===== Record list =====

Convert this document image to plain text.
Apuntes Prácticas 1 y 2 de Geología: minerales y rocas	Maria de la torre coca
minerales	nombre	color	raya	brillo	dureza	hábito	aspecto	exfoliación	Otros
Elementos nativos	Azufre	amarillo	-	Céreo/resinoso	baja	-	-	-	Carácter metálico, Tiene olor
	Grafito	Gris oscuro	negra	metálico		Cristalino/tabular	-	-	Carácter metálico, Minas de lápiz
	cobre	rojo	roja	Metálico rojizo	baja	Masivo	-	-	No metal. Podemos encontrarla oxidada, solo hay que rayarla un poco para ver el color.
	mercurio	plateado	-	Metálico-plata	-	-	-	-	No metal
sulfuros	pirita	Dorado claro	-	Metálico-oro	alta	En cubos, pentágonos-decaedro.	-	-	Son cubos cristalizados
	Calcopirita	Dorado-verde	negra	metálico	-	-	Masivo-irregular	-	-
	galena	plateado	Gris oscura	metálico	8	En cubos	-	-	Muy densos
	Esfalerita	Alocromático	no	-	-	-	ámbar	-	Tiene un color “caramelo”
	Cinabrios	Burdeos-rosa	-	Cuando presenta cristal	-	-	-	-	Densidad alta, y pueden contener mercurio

=====

*Exercise*
State the count of lines above containing the string "cubos", and add nothing to it.

*Exercise response*
2